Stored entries
[start]

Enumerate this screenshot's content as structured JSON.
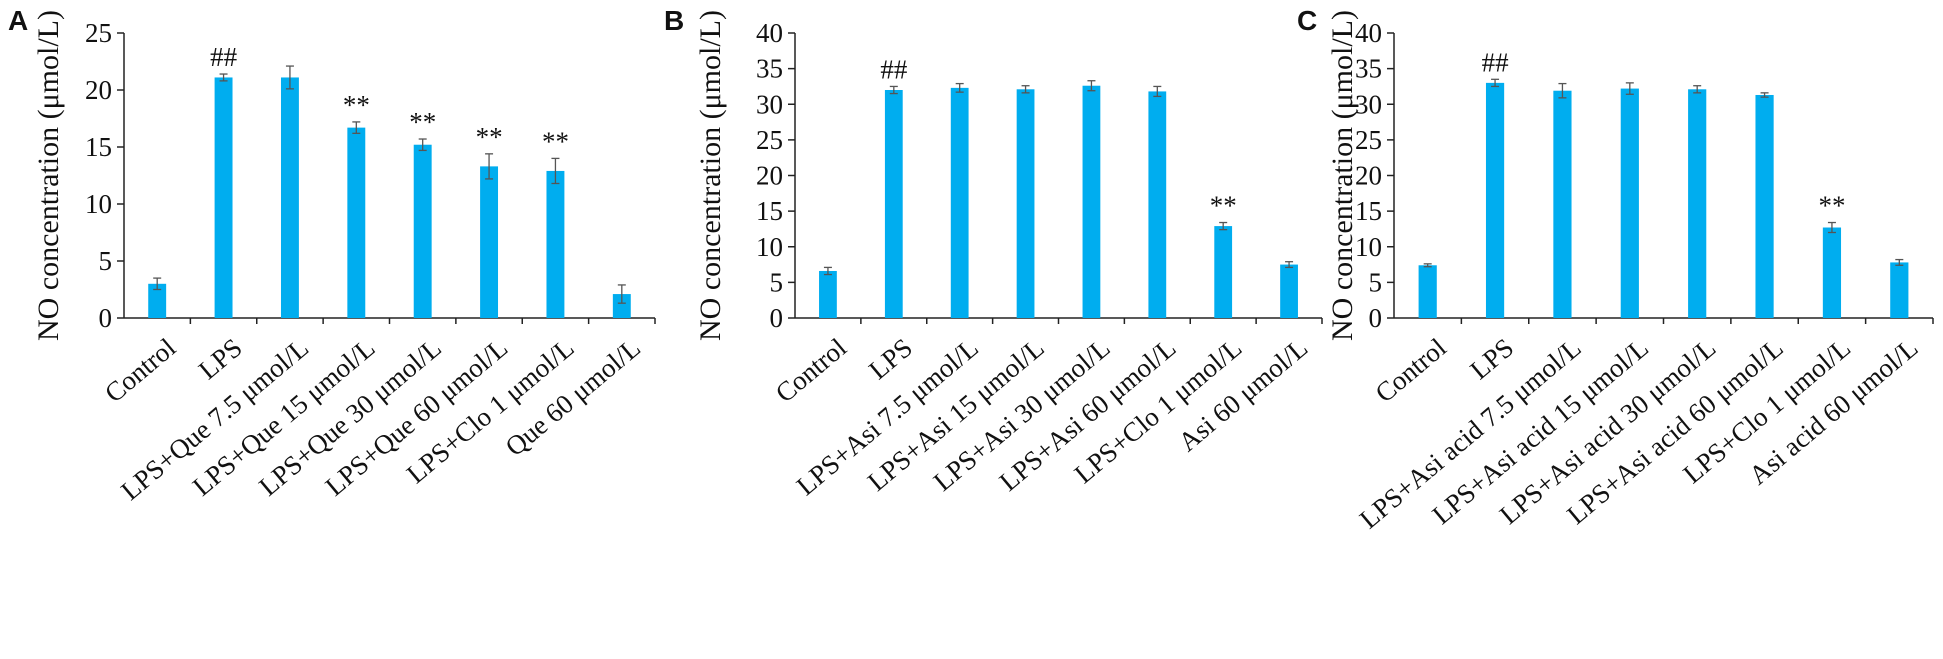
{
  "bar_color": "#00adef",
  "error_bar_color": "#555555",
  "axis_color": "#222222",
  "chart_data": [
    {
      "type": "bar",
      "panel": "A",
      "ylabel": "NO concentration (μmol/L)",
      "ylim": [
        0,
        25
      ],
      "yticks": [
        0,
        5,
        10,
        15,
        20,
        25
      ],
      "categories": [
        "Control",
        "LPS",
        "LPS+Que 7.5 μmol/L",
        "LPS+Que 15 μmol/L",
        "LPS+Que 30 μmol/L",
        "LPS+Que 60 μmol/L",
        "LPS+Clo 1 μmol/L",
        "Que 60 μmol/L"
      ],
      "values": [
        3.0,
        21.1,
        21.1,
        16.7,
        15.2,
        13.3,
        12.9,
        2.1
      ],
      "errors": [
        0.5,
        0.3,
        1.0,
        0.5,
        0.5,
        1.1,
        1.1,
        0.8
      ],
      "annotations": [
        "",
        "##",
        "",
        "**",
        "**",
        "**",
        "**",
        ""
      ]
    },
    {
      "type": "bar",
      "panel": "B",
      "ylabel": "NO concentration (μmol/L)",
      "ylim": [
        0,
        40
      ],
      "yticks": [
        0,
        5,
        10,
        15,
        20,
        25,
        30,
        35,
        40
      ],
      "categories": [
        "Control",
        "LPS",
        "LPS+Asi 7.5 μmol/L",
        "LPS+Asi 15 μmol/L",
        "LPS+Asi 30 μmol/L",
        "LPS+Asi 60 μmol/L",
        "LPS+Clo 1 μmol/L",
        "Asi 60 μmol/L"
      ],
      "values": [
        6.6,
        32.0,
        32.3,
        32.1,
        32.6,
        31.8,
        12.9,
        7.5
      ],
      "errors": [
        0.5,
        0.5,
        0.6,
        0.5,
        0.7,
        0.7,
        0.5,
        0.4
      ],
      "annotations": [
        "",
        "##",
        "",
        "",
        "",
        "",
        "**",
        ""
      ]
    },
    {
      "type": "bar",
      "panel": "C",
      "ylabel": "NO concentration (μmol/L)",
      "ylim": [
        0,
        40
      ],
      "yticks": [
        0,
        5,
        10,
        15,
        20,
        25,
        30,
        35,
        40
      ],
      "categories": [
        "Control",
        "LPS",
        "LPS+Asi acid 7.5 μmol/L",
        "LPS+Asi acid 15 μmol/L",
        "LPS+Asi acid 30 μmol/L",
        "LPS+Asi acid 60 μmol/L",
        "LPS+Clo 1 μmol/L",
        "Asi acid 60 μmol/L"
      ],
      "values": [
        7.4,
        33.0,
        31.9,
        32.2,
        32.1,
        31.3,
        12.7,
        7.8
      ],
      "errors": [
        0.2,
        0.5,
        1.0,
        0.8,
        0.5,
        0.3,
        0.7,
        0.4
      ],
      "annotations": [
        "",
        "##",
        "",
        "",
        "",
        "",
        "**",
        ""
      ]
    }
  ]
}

[end]

▶ WHAT YOU SHOULD DO: Go through the entries above and pull out each line with "acid" in it.

▶ FINAL ANSWER:
        "LPS+Asi acid 7.5 μmol/L",
        "LPS+Asi acid 15 μmol/L",
        "LPS+Asi acid 30 μmol/L",
        "LPS+Asi acid 60 μmol/L",
        "Asi acid 60 μmol/L"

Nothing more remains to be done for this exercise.